• **EXERCÍCIO CURTO**:
Apresente em forma de tabela Markdown os registros que vão da linha que contém "326, 265, 350]" até a linha que contém "321, 269, 353]", incluindo as duas. Use as colunas "Nº" e "Linha", numerando cada linha e deixando de fora as linhas em branco.

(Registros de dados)
* * *

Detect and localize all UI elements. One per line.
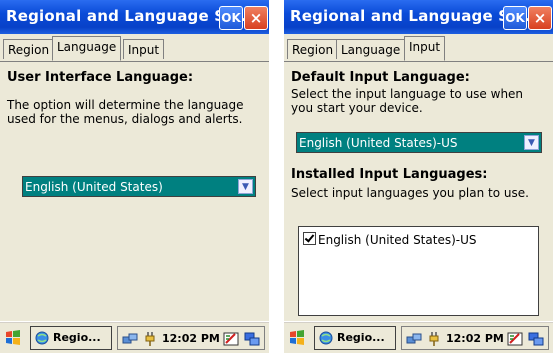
system-tray: 12:02 PM	[117, 326, 265, 350]
desktop-switch-icon[interactable]	[528, 331, 544, 347]
installed-input-description: Select input languages you plan to use.	[291, 186, 529, 200]
close-button[interactable]: ×	[244, 6, 268, 30]
tab-content: User Interface Language: The option will…	[0, 62, 269, 318]
tab-region[interactable]: Region	[287, 39, 339, 59]
task-button-regional[interactable]: Regio...	[314, 326, 396, 350]
input-language-select-value: English (United States)-US	[299, 136, 458, 150]
power-plug-icon[interactable]	[426, 331, 442, 347]
installed-input-heading: Installed Input Languages:	[291, 167, 488, 182]
close-button[interactable]: ×	[528, 6, 552, 30]
regional-settings-icon	[35, 331, 49, 345]
clock: 12:02 PM	[446, 332, 504, 345]
list-item-label: English (United States)-US	[318, 233, 477, 247]
installed-languages-list[interactable]: English (United States)-US	[298, 226, 539, 316]
ok-button[interactable]: OK	[219, 6, 243, 30]
language-tab-screen: Regional and Language Se... OK × Region …	[0, 0, 269, 353]
input-tab-screen: Regional and Language Se... OK × Region …	[284, 0, 553, 353]
task-button-regional[interactable]: Regio...	[30, 326, 112, 350]
tab-region[interactable]: Region	[3, 39, 55, 59]
windows-flag-icon[interactable]	[288, 329, 306, 347]
tab-language[interactable]: Language	[336, 39, 406, 59]
ui-language-select[interactable]: English (United States) ▼	[22, 176, 256, 197]
taskbar: Regio... 12:02 PM	[0, 321, 269, 353]
desktop-switch-icon[interactable]	[244, 331, 260, 347]
list-item[interactable]: English (United States)-US	[303, 232, 477, 247]
window-title: Regional and Language Se...	[290, 7, 538, 25]
checkbox-checked-icon[interactable]	[303, 232, 316, 245]
power-plug-icon[interactable]	[142, 331, 158, 347]
ui-language-select-value: English (United States)	[25, 180, 163, 194]
task-button-label: Regio...	[337, 331, 385, 344]
clock: 12:02 PM	[162, 332, 220, 345]
chevron-down-icon[interactable]: ▼	[238, 179, 253, 194]
system-tray: 12:02 PM	[401, 326, 549, 350]
taskbar: Regio... 12:02 PM	[284, 321, 553, 353]
title-bar: Regional and Language Se... OK ×	[0, 0, 269, 34]
tab-input[interactable]: Input	[123, 39, 165, 59]
tab-input[interactable]: Input	[404, 36, 446, 61]
input-panel-icon[interactable]	[507, 331, 523, 347]
ui-language-heading: User Interface Language:	[7, 70, 194, 85]
ui-language-description: The option will determine the language u…	[7, 98, 244, 126]
chevron-down-icon[interactable]: ▼	[524, 135, 539, 150]
default-input-description: Select the input language to use when yo…	[291, 87, 524, 115]
input-panel-icon[interactable]	[223, 331, 239, 347]
input-language-select[interactable]: English (United States)-US ▼	[296, 132, 542, 153]
tab-strip: Region Language Input	[0, 34, 269, 62]
tab-strip: Region Language Input	[284, 34, 553, 62]
title-bar: Regional and Language Se... OK ×	[284, 0, 553, 34]
task-button-label: Regio...	[53, 331, 101, 344]
window-title: Regional and Language Se...	[6, 7, 254, 25]
windows-flag-icon[interactable]	[4, 329, 22, 347]
default-input-heading: Default Input Language:	[291, 70, 470, 85]
network-icon[interactable]	[406, 331, 422, 347]
tab-language[interactable]: Language	[52, 36, 122, 61]
network-icon[interactable]	[122, 331, 138, 347]
ok-button[interactable]: OK	[503, 6, 527, 30]
regional-settings-icon	[319, 331, 333, 345]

* * *

• **RESULTADO ABAIXO**:
| Nº | Linha |
|---|---|
| 1 | system-tray: 12:02 PM	[117, 326, 265, 350] |
| 2 | desktop-switch-icon[interactable]	[528, 331, 544, 347] |
| 3 | installed-input-description: Select input languages you plan to use.	[291, 186, 529, 200] |
| 4 | close-button[interactable]: ×	[244, 6, 268, 30] |
| 5 | tab-content: User Interface Language: The option will…	[0, 62, 269, 318] |
| 6 | tab-region[interactable]: Region	[287, 39, 339, 59] |
| 7 | task-button-regional[interactable]: Regio...	[314, 326, 396, 350] |
| 8 | input-language-select-value: English (United States)-US	[299, 136, 458, 150] |
| 9 | power-plug-icon[interactable]	[426, 331, 442, 347] |
| 10 | installed-input-heading: Installed Input Languages:	[291, 167, 488, 182] |
| 11 | close-button[interactable]: ×	[528, 6, 552, 30] |
| 12 | regional-settings-icon	[35, 331, 49, 345] |
| 13 | clock: 12:02 PM	[446, 332, 504, 345] |
| 14 | list-item-label: English (United States)-US	[318, 233, 477, 247] |
| 15 | installed-languages-list[interactable]: English (United States)-US	[298, 226, 539, 316] |
| 16 | ok-button[interactable]: OK	[219, 6, 243, 30] |
| 17 | language-tab-screen: Regional and Language Se... OK × Region …	[0, 0, 269, 353] |
| 18 | input-tab-screen: Regional and Language Se... OK × Region …	[284, 0, 553, 353] |
| 19 | task-button-regional[interactable]: Regio...	[30, 326, 112, 350] |
| 20 | tab-region[interactable]: Region	[3, 39, 55, 59] |
| 21 | windows-flag-icon[interactable]	[288, 329, 306, 347] |
| 22 | tab-language[interactable]: Language	[336, 39, 406, 59] |
| 23 | ui-language-select[interactable]: English (United States) ▼	[22, 176, 256, 197] |
| 24 | taskbar: Regio... 12:02 PM	[0, 321, 269, 353] |